Emit the data below verbatim, stripping out any pictures.

____________

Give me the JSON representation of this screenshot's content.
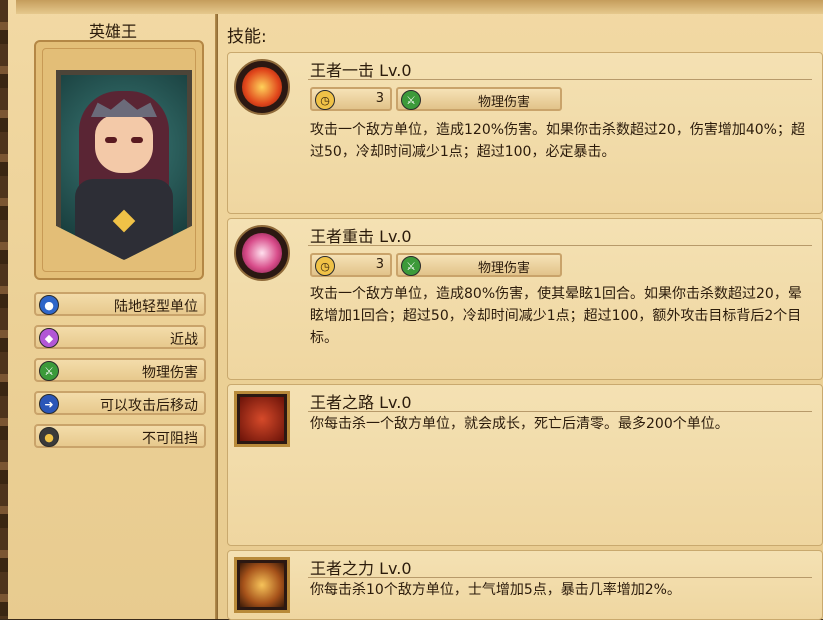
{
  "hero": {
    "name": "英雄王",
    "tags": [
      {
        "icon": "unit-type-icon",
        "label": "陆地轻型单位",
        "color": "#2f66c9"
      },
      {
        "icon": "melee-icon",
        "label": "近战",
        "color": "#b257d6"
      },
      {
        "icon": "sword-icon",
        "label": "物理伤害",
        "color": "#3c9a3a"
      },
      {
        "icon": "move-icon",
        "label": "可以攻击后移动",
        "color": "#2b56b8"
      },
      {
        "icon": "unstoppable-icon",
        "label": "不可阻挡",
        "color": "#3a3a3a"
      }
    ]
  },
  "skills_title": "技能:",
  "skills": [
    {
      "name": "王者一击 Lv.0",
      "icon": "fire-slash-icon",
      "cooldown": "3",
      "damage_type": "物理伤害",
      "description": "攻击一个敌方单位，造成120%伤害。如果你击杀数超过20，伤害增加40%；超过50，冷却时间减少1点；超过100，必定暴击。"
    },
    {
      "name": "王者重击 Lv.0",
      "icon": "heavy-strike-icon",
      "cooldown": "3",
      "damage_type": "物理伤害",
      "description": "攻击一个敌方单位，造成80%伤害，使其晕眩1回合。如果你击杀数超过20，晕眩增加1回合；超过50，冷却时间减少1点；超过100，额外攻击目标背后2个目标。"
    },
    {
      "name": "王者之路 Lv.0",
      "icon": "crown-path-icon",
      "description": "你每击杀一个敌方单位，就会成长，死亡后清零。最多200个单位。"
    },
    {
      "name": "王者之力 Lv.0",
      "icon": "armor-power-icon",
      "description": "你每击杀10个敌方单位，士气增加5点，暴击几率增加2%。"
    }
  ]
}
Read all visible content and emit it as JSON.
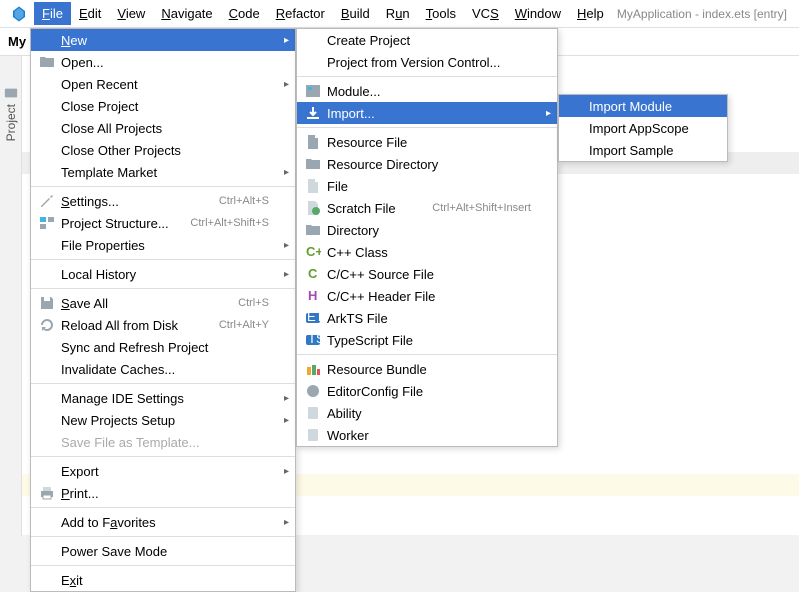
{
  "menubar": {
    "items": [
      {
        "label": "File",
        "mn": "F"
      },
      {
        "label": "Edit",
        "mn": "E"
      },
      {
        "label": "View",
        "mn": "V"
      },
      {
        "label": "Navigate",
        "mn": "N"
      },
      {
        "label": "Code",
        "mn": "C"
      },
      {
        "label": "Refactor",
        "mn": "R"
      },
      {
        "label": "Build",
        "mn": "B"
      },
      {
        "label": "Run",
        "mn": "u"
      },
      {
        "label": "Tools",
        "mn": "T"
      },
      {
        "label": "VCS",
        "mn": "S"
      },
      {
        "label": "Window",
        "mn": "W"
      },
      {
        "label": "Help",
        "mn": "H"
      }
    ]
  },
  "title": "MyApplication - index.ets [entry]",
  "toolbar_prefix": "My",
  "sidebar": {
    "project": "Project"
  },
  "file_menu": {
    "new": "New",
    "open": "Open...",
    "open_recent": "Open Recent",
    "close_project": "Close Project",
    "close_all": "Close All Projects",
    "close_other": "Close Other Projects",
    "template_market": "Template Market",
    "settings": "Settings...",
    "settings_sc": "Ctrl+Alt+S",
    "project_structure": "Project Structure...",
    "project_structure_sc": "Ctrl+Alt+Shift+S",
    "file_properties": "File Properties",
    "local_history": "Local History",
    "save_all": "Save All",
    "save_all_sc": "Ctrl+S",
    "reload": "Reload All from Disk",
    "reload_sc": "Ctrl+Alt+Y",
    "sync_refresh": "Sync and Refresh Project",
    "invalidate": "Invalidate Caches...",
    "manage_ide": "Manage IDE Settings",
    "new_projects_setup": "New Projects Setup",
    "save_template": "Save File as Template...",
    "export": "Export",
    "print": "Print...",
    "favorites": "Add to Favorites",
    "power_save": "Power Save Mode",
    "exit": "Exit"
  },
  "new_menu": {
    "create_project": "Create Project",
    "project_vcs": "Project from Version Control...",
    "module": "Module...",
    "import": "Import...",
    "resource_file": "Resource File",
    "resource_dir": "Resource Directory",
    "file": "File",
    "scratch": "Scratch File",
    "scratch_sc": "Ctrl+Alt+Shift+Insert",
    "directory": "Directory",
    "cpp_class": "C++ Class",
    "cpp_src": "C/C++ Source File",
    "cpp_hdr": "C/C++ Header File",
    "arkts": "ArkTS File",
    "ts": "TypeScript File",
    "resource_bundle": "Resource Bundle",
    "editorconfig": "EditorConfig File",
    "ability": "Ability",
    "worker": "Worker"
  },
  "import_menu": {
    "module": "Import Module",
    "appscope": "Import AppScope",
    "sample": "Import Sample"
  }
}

____________

### The response
Give me the JSON representation of this screenshot's content.
{
  "hero": {
    "name": "英雄王",
    "tags": [
      {
        "icon": "unit-type-icon",
        "label": "陆地轻型单位",
        "color": "#2f66c9"
      },
      {
        "icon": "melee-icon",
        "label": "近战",
        "color": "#b257d6"
      },
      {
        "icon": "sword-icon",
        "label": "物理伤害",
        "color": "#3c9a3a"
      },
      {
        "icon": "move-icon",
        "label": "可以攻击后移动",
        "color": "#2b56b8"
      },
      {
        "icon": "unstoppable-icon",
        "label": "不可阻挡",
        "color": "#3a3a3a"
      }
    ]
  },
  "skills_title": "技能:",
  "skills": [
    {
      "name": "王者一击 Lv.0",
      "icon": "fire-slash-icon",
      "cooldown": "3",
      "damage_type": "物理伤害",
      "description": "攻击一个敌方单位，造成120%伤害。如果你击杀数超过20，伤害增加40%；超过50，冷却时间减少1点；超过100，必定暴击。"
    },
    {
      "name": "王者重击 Lv.0",
      "icon": "heavy-strike-icon",
      "cooldown": "3",
      "damage_type": "物理伤害",
      "description": "攻击一个敌方单位，造成80%伤害，使其晕眩1回合。如果你击杀数超过20，晕眩增加1回合；超过50，冷却时间减少1点；超过100，额外攻击目标背后2个目标。"
    },
    {
      "name": "王者之路 Lv.0",
      "icon": "crown-path-icon",
      "description": "你每击杀一个敌方单位，就会成长，死亡后清零。最多200个单位。"
    },
    {
      "name": "王者之力 Lv.0",
      "icon": "armor-power-icon",
      "description": "你每击杀10个敌方单位，士气增加5点，暴击几率增加2%。"
    }
  ]
}
Read all visible content and emit it as JSON.
{
  "menubar": {
    "items": [
      {
        "label": "File",
        "mn": "F"
      },
      {
        "label": "Edit",
        "mn": "E"
      },
      {
        "label": "View",
        "mn": "V"
      },
      {
        "label": "Navigate",
        "mn": "N"
      },
      {
        "label": "Code",
        "mn": "C"
      },
      {
        "label": "Refactor",
        "mn": "R"
      },
      {
        "label": "Build",
        "mn": "B"
      },
      {
        "label": "Run",
        "mn": "u"
      },
      {
        "label": "Tools",
        "mn": "T"
      },
      {
        "label": "VCS",
        "mn": "S"
      },
      {
        "label": "Window",
        "mn": "W"
      },
      {
        "label": "Help",
        "mn": "H"
      }
    ]
  },
  "title": "MyApplication - index.ets [entry]",
  "toolbar_prefix": "My",
  "sidebar": {
    "project": "Project"
  },
  "file_menu": {
    "new": "New",
    "open": "Open...",
    "open_recent": "Open Recent",
    "close_project": "Close Project",
    "close_all": "Close All Projects",
    "close_other": "Close Other Projects",
    "template_market": "Template Market",
    "settings": "Settings...",
    "settings_sc": "Ctrl+Alt+S",
    "project_structure": "Project Structure...",
    "project_structure_sc": "Ctrl+Alt+Shift+S",
    "file_properties": "File Properties",
    "local_history": "Local History",
    "save_all": "Save All",
    "save_all_sc": "Ctrl+S",
    "reload": "Reload All from Disk",
    "reload_sc": "Ctrl+Alt+Y",
    "sync_refresh": "Sync and Refresh Project",
    "invalidate": "Invalidate Caches...",
    "manage_ide": "Manage IDE Settings",
    "new_projects_setup": "New Projects Setup",
    "save_template": "Save File as Template...",
    "export": "Export",
    "print": "Print...",
    "favorites": "Add to Favorites",
    "power_save": "Power Save Mode",
    "exit": "Exit"
  },
  "new_menu": {
    "create_project": "Create Project",
    "project_vcs": "Project from Version Control...",
    "module": "Module...",
    "import": "Import...",
    "resource_file": "Resource File",
    "resource_dir": "Resource Directory",
    "file": "File",
    "scratch": "Scratch File",
    "scratch_sc": "Ctrl+Alt+Shift+Insert",
    "directory": "Directory",
    "cpp_class": "C++ Class",
    "cpp_src": "C/C++ Source File",
    "cpp_hdr": "C/C++ Header File",
    "arkts": "ArkTS File",
    "ts": "TypeScript File",
    "resource_bundle": "Resource Bundle",
    "editorconfig": "EditorConfig File",
    "ability": "Ability",
    "worker": "Worker"
  },
  "import_menu": {
    "module": "Import Module",
    "appscope": "Import AppScope",
    "sample": "Import Sample"
  }
}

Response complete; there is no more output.